» **WHAT THE TASK REQUIRES**
Find how many lines of the listing below include the word "only", then report the number by itself.

● ● ● ● ●

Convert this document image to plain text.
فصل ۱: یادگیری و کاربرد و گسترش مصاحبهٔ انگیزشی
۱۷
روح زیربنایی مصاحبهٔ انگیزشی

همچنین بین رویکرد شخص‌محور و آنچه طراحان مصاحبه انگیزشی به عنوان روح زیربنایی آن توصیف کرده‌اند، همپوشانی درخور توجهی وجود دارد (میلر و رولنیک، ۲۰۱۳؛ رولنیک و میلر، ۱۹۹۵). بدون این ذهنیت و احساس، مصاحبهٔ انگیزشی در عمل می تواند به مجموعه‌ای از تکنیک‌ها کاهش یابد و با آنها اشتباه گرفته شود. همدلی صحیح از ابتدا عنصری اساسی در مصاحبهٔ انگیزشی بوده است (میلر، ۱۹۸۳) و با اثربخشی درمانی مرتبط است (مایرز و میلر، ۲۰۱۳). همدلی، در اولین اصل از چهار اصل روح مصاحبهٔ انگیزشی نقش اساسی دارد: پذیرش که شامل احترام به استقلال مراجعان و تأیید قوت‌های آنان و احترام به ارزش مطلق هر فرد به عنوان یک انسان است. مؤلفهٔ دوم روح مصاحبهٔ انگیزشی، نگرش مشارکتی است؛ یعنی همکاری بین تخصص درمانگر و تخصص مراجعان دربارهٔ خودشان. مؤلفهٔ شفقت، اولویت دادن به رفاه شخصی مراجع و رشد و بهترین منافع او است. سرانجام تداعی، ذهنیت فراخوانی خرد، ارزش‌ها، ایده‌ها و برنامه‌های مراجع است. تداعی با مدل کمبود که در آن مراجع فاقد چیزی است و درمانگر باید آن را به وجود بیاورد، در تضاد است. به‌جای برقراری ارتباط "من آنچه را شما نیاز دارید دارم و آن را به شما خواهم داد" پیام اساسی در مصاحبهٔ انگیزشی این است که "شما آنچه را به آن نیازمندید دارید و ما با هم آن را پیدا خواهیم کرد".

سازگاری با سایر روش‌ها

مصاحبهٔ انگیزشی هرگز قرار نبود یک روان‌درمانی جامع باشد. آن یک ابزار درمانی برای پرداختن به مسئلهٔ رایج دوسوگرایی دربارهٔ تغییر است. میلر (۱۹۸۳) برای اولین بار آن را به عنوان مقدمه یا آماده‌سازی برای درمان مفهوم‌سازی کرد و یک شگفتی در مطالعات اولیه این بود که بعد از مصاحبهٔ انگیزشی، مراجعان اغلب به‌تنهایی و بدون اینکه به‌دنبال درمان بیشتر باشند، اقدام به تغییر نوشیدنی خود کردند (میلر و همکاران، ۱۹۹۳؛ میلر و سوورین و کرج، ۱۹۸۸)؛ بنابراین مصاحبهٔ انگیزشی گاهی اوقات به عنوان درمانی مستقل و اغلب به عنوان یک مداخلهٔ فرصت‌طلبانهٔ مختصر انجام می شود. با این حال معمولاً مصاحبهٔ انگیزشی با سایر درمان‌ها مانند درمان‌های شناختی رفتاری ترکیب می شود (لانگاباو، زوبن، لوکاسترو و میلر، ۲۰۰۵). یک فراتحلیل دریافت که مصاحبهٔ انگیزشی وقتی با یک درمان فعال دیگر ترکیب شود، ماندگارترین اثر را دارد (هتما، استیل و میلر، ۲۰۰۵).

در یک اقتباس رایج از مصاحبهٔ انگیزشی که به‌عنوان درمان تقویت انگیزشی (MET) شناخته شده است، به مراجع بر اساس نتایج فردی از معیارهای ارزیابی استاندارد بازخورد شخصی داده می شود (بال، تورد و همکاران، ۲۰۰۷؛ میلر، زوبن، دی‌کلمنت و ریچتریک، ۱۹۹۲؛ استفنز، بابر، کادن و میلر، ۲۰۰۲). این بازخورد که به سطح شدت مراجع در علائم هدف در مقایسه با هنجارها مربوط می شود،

● ● ● ● ●

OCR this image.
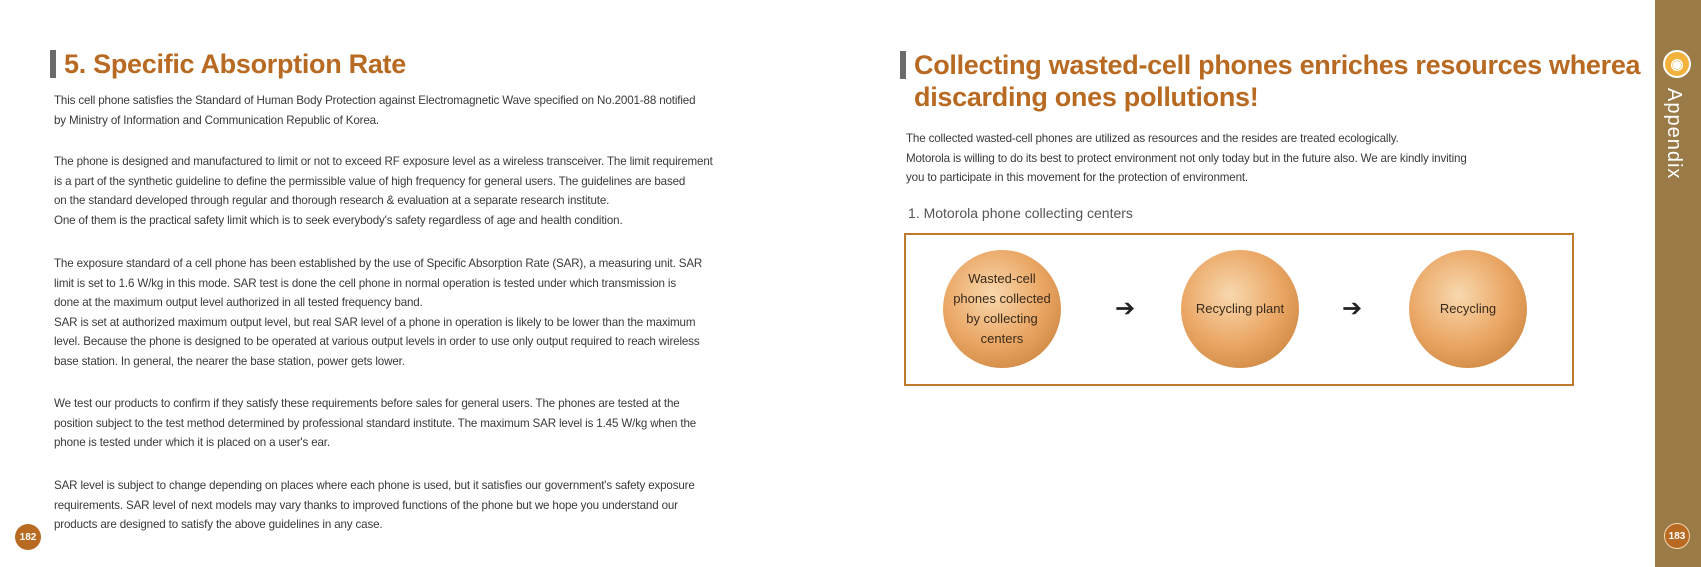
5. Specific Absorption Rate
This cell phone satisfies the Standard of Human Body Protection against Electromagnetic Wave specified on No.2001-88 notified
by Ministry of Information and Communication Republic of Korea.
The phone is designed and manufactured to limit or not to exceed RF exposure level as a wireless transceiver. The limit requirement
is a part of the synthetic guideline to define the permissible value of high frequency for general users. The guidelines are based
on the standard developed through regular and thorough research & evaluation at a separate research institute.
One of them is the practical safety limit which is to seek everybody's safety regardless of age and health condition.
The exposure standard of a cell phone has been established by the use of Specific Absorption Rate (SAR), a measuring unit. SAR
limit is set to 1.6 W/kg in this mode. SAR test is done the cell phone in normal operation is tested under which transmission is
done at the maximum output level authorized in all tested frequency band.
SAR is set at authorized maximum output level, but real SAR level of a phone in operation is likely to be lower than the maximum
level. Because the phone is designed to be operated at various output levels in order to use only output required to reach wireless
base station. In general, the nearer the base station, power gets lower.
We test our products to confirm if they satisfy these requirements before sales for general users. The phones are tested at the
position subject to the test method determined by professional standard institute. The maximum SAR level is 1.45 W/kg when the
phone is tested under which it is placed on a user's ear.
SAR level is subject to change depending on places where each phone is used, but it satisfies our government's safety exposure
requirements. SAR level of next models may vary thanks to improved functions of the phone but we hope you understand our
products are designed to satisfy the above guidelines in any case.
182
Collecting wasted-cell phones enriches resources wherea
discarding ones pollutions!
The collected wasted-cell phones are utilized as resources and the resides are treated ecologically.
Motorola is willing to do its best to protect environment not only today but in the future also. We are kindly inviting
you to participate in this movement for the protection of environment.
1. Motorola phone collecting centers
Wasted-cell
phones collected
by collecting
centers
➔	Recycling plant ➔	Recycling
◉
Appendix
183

● ● ● ● ●

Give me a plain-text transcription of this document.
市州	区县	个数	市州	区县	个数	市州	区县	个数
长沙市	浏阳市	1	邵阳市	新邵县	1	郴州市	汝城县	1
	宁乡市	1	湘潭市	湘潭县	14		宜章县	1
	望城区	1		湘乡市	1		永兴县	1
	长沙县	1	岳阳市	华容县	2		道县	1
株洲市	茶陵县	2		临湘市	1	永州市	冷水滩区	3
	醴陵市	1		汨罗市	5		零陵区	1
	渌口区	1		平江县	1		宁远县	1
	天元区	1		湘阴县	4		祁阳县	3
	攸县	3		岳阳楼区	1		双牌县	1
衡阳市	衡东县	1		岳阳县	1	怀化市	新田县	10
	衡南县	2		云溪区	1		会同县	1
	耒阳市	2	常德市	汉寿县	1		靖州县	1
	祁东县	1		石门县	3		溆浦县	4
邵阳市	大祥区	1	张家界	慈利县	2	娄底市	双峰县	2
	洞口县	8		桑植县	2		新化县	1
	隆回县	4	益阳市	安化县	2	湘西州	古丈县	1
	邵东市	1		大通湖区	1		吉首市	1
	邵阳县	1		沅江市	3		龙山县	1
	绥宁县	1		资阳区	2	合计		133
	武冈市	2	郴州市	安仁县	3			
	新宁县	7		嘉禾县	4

● ● ● ● ●

» **RESPONSE BELOW**
2